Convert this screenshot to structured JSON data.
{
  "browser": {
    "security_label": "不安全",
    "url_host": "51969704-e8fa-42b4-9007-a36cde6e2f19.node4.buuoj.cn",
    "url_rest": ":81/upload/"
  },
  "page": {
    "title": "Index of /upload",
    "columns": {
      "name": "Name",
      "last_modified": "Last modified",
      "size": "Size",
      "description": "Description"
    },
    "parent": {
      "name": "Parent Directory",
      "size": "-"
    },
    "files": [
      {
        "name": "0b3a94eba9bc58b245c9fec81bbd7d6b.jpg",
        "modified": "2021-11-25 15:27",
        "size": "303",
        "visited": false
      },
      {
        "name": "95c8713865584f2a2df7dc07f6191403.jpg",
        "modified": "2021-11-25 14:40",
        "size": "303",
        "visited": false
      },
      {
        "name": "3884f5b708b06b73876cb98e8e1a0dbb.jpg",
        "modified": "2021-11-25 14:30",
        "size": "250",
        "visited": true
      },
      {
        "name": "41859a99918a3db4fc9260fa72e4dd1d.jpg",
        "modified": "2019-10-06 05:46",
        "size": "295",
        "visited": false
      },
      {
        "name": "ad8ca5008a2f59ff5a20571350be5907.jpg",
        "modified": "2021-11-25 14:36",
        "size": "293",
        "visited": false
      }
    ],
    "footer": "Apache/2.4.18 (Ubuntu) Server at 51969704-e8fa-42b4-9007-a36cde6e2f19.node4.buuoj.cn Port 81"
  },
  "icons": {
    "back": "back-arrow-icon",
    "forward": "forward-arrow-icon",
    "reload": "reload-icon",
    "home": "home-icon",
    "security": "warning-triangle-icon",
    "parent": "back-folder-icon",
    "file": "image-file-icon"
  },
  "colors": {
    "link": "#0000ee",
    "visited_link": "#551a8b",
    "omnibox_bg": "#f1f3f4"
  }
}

□ □ □ □

» SET PROBLEM
Copy every line of the records word for word.

» OUTPUT OF THE EXERCISE
Convert this screenshot to structured JSON data.
{
  "browser": {
    "security_label": "不安全",
    "url_host": "51969704-e8fa-42b4-9007-a36cde6e2f19.node4.buuoj.cn",
    "url_rest": ":81/upload/"
  },
  "page": {
    "title": "Index of /upload",
    "columns": {
      "name": "Name",
      "last_modified": "Last modified",
      "size": "Size",
      "description": "Description"
    },
    "parent": {
      "name": "Parent Directory",
      "size": "-"
    },
    "files": [
      {
        "name": "0b3a94eba9bc58b245c9fec81bbd7d6b.jpg",
        "modified": "2021-11-25 15:27",
        "size": "303",
        "visited": false
      },
      {
        "name": "95c8713865584f2a2df7dc07f6191403.jpg",
        "modified": "2021-11-25 14:40",
        "size": "303",
        "visited": false
      },
      {
        "name": "3884f5b708b06b73876cb98e8e1a0dbb.jpg",
        "modified": "2021-11-25 14:30",
        "size": "250",
        "visited": true
      },
      {
        "name": "41859a99918a3db4fc9260fa72e4dd1d.jpg",
        "modified": "2019-10-06 05:46",
        "size": "295",
        "visited": false
      },
      {
        "name": "ad8ca5008a2f59ff5a20571350be5907.jpg",
        "modified": "2021-11-25 14:36",
        "size": "293",
        "visited": false
      }
    ],
    "footer": "Apache/2.4.18 (Ubuntu) Server at 51969704-e8fa-42b4-9007-a36cde6e2f19.node4.buuoj.cn Port 81"
  },
  "icons": {
    "back": "back-arrow-icon",
    "forward": "forward-arrow-icon",
    "reload": "reload-icon",
    "home": "home-icon",
    "security": "warning-triangle-icon",
    "parent": "back-folder-icon",
    "file": "image-file-icon"
  },
  "colors": {
    "link": "#0000ee",
    "visited_link": "#551a8b",
    "omnibox_bg": "#f1f3f4"
  }
}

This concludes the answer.